■ Written exercise: Render the listing from its first line through the line containing "770, 429, 782]", both ends included, as a JSON list of strings with one string per line. Leave out blank lines.

■ Records for this exercise:
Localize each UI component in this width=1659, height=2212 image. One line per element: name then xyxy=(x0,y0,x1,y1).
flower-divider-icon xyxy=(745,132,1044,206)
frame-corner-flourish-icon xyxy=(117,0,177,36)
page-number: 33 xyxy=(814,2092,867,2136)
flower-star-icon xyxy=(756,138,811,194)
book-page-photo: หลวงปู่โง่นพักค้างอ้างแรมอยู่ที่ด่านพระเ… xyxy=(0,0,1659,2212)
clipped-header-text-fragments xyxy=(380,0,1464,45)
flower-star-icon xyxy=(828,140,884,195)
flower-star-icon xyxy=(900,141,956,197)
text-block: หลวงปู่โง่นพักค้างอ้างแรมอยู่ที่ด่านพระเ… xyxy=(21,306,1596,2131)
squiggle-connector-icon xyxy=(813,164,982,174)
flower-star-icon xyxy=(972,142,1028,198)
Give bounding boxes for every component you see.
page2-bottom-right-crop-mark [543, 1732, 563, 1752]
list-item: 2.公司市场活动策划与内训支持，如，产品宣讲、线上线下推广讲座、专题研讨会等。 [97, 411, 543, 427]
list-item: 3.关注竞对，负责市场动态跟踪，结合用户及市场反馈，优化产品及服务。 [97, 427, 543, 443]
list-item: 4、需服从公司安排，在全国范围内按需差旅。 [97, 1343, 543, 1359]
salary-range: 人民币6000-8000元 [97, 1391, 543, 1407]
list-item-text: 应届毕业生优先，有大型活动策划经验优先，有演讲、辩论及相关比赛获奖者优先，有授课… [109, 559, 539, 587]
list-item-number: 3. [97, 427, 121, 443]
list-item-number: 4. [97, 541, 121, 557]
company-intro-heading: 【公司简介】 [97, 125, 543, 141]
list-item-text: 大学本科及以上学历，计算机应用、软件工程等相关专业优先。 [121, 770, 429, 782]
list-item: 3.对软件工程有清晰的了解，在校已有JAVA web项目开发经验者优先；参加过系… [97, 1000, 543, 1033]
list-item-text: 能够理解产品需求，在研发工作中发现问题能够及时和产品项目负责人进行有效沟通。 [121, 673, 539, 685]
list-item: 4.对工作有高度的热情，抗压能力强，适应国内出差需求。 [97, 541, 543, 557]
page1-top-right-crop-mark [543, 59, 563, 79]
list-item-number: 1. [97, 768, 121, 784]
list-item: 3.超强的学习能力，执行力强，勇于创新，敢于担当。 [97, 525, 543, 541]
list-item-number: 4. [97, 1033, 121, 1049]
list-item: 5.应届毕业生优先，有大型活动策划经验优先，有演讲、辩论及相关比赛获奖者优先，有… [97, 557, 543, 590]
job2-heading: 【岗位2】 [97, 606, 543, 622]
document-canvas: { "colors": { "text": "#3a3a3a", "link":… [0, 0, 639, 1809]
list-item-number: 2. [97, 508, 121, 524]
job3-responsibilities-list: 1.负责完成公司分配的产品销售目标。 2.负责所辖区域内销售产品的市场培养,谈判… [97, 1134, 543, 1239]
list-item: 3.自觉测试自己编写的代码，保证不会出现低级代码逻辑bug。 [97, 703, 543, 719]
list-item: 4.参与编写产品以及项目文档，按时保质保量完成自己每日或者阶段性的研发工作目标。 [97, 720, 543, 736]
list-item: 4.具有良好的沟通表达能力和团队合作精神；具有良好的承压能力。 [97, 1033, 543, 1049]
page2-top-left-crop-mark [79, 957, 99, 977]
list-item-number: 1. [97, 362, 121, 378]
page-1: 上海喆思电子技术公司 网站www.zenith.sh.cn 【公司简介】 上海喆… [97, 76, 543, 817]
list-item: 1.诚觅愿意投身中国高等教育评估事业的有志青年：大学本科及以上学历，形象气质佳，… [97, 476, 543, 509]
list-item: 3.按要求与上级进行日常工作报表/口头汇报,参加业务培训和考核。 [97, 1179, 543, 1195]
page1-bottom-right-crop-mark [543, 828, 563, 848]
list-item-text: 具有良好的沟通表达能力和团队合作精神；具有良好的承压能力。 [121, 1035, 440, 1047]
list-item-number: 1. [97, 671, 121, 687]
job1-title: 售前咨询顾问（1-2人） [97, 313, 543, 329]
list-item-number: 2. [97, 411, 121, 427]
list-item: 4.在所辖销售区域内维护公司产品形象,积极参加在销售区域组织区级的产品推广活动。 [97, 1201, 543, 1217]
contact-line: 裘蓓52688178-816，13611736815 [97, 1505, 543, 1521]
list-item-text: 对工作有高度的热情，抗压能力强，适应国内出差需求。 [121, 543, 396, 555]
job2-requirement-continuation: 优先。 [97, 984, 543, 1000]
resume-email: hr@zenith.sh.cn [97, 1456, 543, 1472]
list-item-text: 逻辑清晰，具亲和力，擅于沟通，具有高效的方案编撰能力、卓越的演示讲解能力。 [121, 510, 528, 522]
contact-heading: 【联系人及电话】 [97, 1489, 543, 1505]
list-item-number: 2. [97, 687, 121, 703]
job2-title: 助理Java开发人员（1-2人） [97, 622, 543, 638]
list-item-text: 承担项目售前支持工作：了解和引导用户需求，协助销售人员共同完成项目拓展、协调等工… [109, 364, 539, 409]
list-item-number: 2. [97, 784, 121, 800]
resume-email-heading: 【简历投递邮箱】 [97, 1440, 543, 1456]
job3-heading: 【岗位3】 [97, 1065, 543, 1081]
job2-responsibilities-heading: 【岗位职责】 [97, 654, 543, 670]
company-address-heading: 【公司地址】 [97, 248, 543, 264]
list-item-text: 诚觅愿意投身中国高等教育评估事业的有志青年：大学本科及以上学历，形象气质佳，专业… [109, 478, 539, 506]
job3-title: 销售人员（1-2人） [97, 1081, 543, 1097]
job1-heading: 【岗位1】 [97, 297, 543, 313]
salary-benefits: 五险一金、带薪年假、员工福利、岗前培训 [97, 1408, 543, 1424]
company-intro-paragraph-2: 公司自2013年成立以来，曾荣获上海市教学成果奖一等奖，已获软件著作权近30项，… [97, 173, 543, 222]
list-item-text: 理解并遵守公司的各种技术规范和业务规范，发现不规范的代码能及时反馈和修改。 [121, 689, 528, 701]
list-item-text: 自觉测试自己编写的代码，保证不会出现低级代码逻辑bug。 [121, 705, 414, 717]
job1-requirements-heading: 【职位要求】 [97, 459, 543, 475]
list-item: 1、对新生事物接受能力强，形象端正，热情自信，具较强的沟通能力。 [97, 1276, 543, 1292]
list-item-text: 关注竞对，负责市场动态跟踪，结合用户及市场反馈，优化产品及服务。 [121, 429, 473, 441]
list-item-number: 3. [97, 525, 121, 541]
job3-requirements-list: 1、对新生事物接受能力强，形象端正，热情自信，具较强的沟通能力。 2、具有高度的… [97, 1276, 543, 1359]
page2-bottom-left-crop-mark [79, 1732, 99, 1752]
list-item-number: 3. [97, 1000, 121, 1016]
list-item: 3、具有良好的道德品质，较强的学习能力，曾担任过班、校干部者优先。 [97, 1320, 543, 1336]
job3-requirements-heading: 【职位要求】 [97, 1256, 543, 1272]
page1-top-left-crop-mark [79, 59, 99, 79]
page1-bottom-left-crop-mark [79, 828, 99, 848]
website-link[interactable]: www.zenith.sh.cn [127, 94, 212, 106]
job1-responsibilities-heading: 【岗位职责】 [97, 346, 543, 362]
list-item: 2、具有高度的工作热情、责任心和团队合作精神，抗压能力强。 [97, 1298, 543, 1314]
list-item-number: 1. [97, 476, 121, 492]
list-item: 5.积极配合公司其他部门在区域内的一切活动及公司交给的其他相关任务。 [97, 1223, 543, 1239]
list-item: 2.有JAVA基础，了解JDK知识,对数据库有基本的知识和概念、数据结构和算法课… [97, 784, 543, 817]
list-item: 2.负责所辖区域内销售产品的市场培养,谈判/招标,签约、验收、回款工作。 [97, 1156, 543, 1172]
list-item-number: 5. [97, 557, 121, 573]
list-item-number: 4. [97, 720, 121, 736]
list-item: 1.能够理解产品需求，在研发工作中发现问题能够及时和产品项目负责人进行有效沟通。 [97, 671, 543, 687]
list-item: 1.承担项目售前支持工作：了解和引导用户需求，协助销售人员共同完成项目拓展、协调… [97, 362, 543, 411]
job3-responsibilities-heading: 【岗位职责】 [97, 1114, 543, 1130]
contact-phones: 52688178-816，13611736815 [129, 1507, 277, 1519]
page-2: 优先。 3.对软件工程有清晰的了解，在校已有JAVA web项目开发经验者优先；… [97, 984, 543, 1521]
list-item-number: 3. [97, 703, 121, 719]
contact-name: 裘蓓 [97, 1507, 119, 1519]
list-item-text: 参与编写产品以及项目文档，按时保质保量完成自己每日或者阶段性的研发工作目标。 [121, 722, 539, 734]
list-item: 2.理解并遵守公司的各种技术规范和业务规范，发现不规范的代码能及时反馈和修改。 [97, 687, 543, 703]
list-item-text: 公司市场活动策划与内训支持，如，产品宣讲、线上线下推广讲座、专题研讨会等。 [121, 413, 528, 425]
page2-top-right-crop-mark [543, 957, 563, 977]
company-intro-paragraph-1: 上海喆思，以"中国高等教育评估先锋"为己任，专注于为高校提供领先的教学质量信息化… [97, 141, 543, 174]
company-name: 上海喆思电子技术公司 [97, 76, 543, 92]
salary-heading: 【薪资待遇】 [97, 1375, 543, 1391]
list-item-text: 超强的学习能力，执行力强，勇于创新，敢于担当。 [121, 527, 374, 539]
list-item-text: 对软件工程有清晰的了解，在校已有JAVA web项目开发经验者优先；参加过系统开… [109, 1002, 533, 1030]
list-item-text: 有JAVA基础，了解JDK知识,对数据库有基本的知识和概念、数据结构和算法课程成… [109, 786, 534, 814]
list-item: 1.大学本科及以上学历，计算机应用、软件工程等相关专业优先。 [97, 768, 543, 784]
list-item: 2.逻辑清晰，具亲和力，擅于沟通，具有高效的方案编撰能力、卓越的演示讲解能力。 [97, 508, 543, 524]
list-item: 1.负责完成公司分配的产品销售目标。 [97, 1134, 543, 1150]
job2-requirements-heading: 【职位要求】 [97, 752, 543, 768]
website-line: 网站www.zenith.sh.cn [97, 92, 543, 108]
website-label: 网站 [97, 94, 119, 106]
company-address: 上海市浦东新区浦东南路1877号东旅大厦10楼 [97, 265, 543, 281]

■ Response:
[
  "Localize each UI component in this width=1659, height=2212 image. One line per element: name then xyxy=(x0,y0,x1,y1).",
  "flower-divider-icon xyxy=(745,132,1044,206)",
  "frame-corner-flourish-icon xyxy=(117,0,177,36)",
  "page-number: 33 xyxy=(814,2092,867,2136)",
  "flower-star-icon xyxy=(756,138,811,194)",
  "book-page-photo: หลวงปู่โง่นพักค้างอ้างแรมอยู่ที่ด่านพระเ… xyxy=(0,0,1659,2212)",
  "clipped-header-text-fragments xyxy=(380,0,1464,45)",
  "flower-star-icon xyxy=(828,140,884,195)",
  "flower-star-icon xyxy=(900,141,956,197)",
  "text-block: หลวงปู่โง่นพักค้างอ้างแรมอยู่ที่ด่านพระเ… xyxy=(21,306,1596,2131)",
  "squiggle-connector-icon xyxy=(813,164,982,174)",
  "flower-star-icon xyxy=(972,142,1028,198)",
  "Give bounding boxes for every component you see.",
  "page2-bottom-right-crop-mark [543, 1732, 563, 1752]",
  "list-item: 2.公司市场活动策划与内训支持，如，产品宣讲、线上线下推广讲座、专题研讨会等。 [97, 411, 543, 427]",
  "list-item: 3.关注竞对，负责市场动态跟踪，结合用户及市场反馈，优化产品及服务。 [97, 427, 543, 443]",
  "list-item: 4、需服从公司安排，在全国范围内按需差旅。 [97, 1343, 543, 1359]",
  "salary-range: 人民币6000-8000元 [97, 1391, 543, 1407]",
  "list-item-text: 应届毕业生优先，有大型活动策划经验优先，有演讲、辩论及相关比赛获奖者优先，有授课… [109, 559, 539, 587]",
  "list-item-number: 3. [97, 427, 121, 443]",
  "list-item-number: 4. [97, 541, 121, 557]",
  "company-intro-heading: 【公司简介】 [97, 125, 543, 141]",
  "list-item-text: 大学本科及以上学历，计算机应用、软件工程等相关专业优先。 [121, 770, 429, 782]"
]